- SELECTED PASSAGE
This research took advantage of the well-known silicified brachiopod faunas of the Permian Basin exposed in Guadalupe Mountains National Park.  The first research task was to establish an environmental and sequence stratigraphic context for brachiopod-bearing deposits focusing on the Capitanian Bell Canyon Formation (Fig. 1).  This unit is composed of a series of named "carbonate tongues" composed of breccias and grainstones separated by quartz sandstones.  The carbonates, interpreted as debris flows, grain flows, and turbidites, are the source of silicified fossils.  Sections were measured and sampled through the Pinery, Rader, Lamar, and Reef Trail Members from various locations in the park, including areas that had never been sampled for brachiopods before.  Multiple locations insured that the same range of brachiopod habitats was sampled in each carbonate unit.

Previous sequence stratigraphic interpretation of this interval established a hierarchical framework: each carbonate tongue represents the transgressive portion of a high-frequency depositional sequence with the intervening sandstones representing the late highstand and lowstand.  These high-frequency sequences stack into larger-scale composite sequences.  Previous work has identified composite sequence boundaries above the Pinery and Rader.

- WRITTEN TASK
Duplicate the part of the Bell Canyon brachiopod passage that opens with the words containing "Previous sequence stratigraphic" and closes with "Pinery and Rader.".

- MATERIAL
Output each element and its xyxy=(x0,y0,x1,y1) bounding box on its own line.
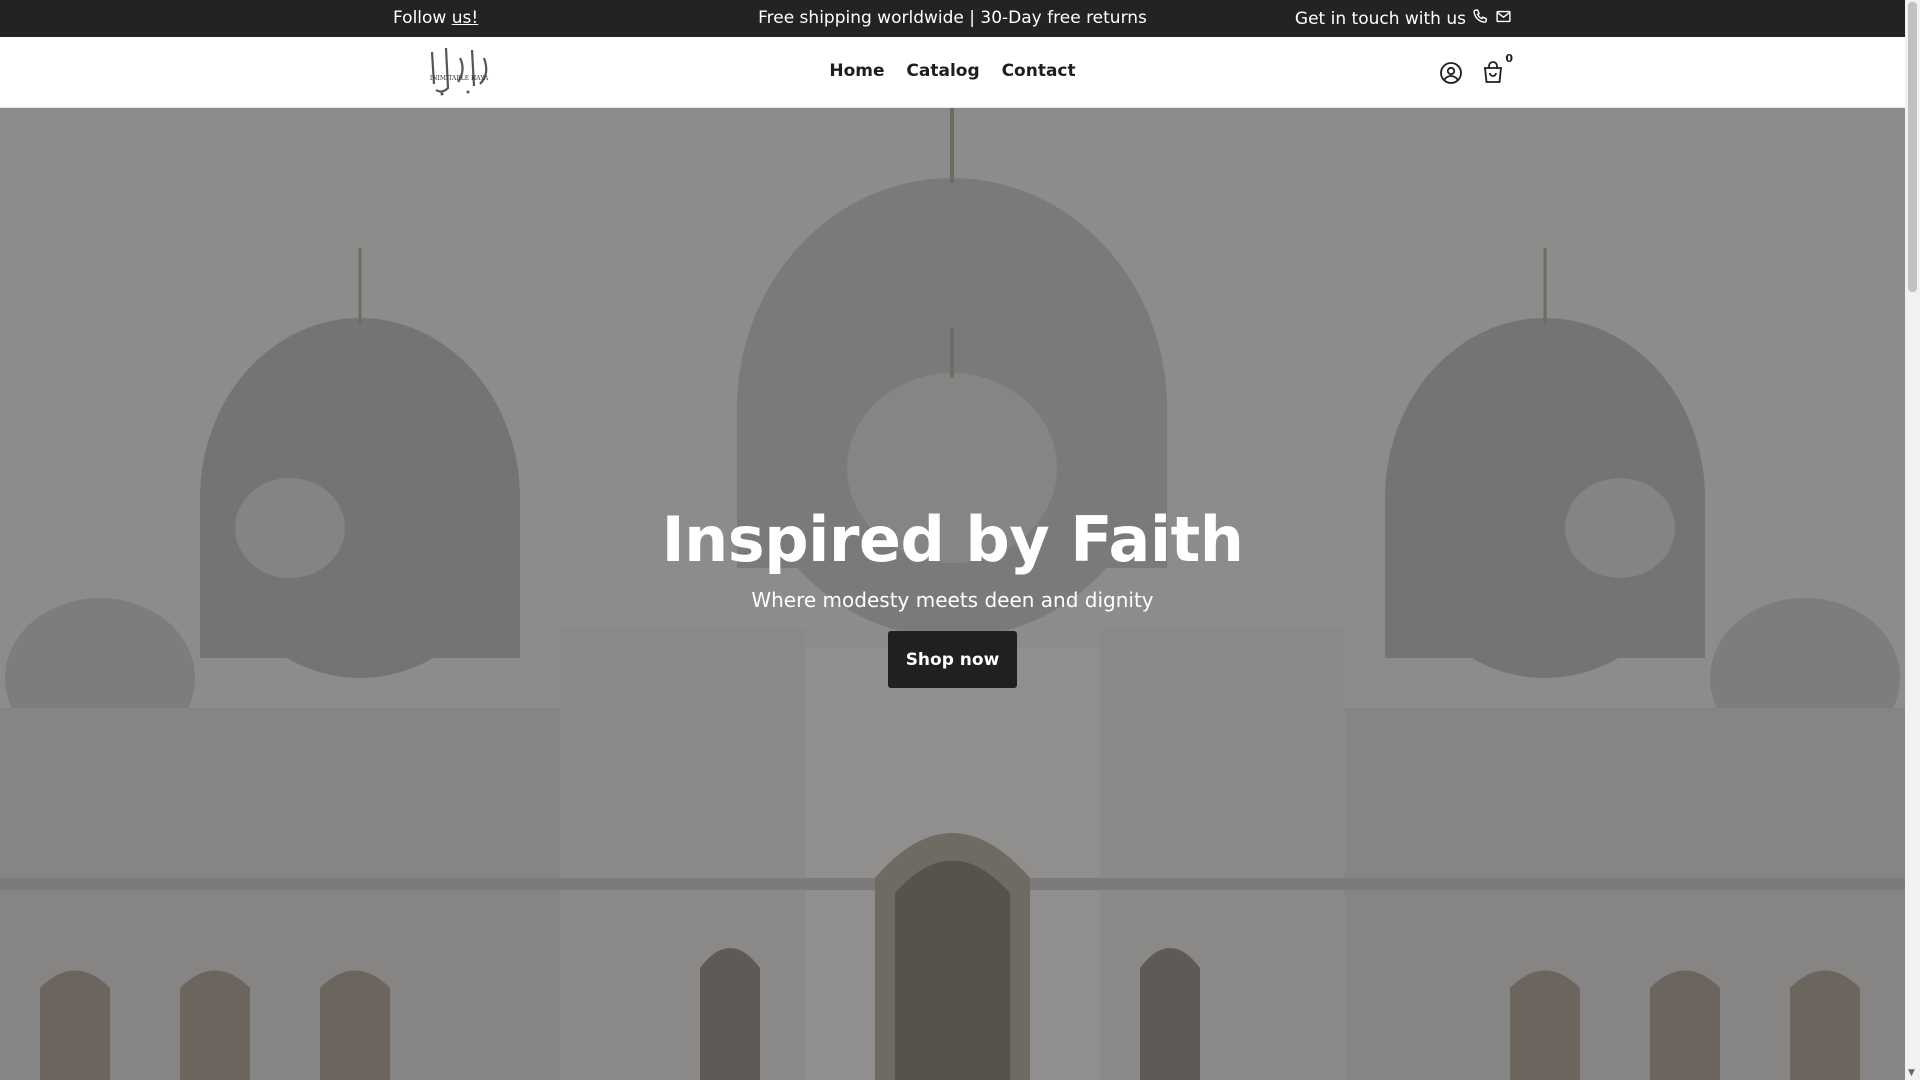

- RESULT OF THIS EXERCISE
Previous sequence stratigraphic interpretation of this interval established a hierarchical framework: each carbonate tongue represents the transgressive portion of a high-frequency depositional sequence with the intervening sandstones representing the late highstand and lowstand.  These high-frequency sequences stack into larger-scale composite sequences.  Previous work has identified composite sequence boundaries above the Pinery and Rader.